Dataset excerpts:

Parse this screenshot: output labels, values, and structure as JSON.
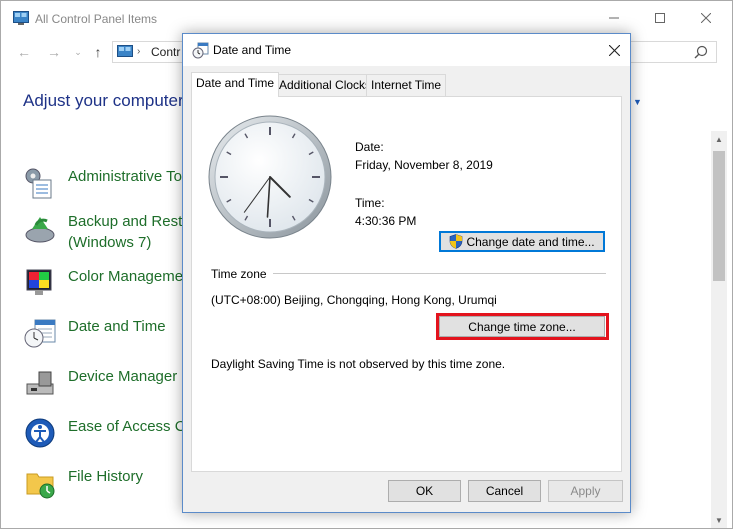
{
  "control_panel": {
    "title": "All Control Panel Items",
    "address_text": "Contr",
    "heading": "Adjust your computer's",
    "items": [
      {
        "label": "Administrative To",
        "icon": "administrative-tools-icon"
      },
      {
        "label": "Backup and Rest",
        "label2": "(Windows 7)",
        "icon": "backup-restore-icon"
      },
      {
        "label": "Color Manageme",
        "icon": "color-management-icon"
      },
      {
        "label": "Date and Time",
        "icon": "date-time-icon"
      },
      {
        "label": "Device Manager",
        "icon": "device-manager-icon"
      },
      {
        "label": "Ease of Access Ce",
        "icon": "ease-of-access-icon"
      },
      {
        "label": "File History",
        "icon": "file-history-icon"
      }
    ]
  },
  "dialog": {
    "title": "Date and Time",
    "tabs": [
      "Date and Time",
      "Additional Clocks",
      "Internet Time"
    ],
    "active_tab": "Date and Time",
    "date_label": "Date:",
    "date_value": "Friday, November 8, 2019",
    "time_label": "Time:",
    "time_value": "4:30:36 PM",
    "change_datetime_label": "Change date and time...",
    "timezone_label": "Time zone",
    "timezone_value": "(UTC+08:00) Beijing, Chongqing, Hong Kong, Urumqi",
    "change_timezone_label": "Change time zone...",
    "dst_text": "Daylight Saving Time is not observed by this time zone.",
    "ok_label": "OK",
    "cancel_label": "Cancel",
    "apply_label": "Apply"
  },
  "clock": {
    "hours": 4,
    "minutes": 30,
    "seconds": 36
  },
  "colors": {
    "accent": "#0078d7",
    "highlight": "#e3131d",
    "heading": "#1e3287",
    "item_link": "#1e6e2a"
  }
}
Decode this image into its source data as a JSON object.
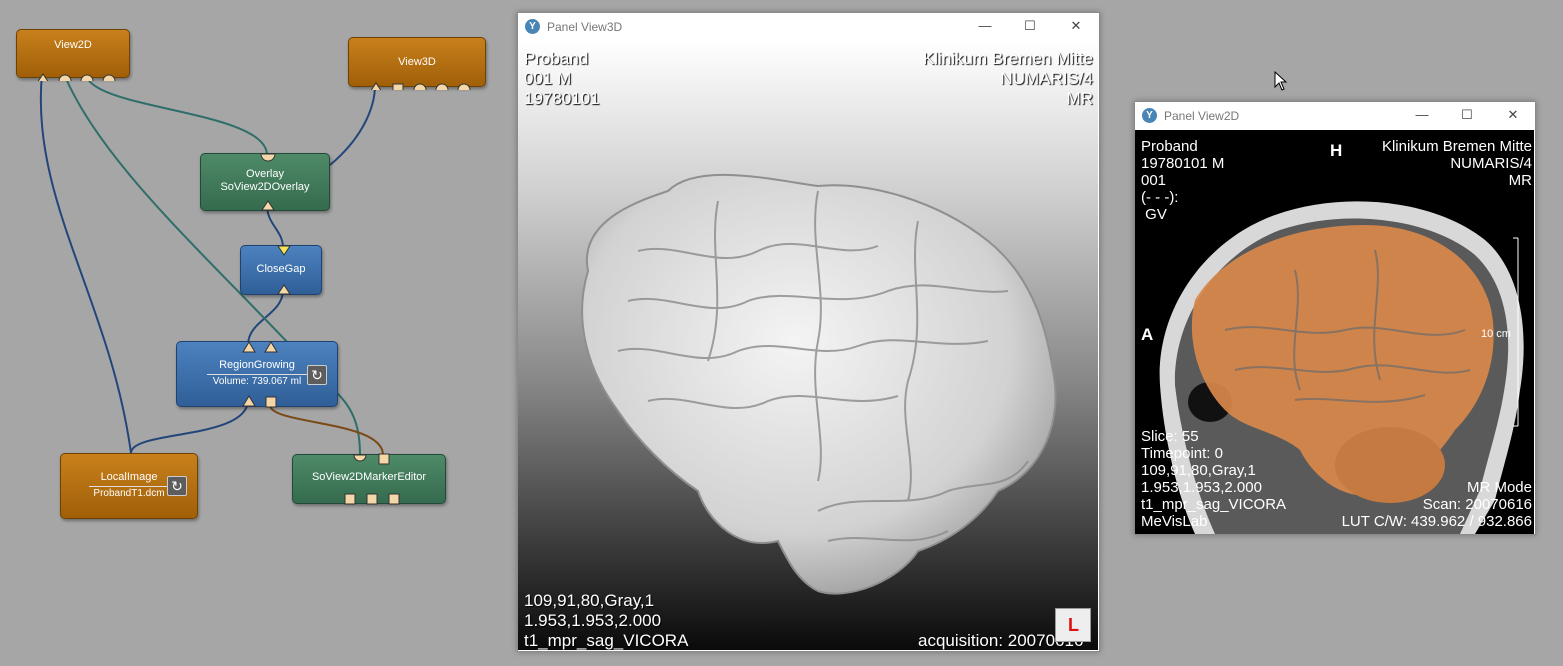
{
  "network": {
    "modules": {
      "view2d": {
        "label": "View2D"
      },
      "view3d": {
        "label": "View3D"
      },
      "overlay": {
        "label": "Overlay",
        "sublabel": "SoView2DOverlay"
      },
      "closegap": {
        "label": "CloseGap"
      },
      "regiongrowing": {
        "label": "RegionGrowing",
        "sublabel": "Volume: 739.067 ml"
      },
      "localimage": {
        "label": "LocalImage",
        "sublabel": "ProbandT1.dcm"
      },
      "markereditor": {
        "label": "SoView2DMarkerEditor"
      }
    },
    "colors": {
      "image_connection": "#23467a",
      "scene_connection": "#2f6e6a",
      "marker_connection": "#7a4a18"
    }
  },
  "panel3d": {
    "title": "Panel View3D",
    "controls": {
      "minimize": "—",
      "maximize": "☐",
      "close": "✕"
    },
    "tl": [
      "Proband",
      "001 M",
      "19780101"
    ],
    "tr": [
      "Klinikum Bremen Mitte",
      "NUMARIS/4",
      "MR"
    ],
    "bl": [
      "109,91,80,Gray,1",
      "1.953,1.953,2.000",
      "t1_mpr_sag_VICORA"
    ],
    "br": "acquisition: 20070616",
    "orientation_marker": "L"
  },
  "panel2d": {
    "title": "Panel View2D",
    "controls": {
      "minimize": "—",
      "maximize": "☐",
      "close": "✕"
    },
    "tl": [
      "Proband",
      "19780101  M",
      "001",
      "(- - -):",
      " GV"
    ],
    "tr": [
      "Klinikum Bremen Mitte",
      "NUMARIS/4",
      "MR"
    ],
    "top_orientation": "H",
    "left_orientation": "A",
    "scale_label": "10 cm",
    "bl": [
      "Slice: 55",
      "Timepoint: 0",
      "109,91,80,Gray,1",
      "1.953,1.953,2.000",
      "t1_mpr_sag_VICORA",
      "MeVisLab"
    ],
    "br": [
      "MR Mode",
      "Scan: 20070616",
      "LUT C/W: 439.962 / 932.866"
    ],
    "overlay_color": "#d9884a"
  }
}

## AIM OF THE TASK
State how many lines above include the word "JSON", and nothing more.

## RESULT BELOW
2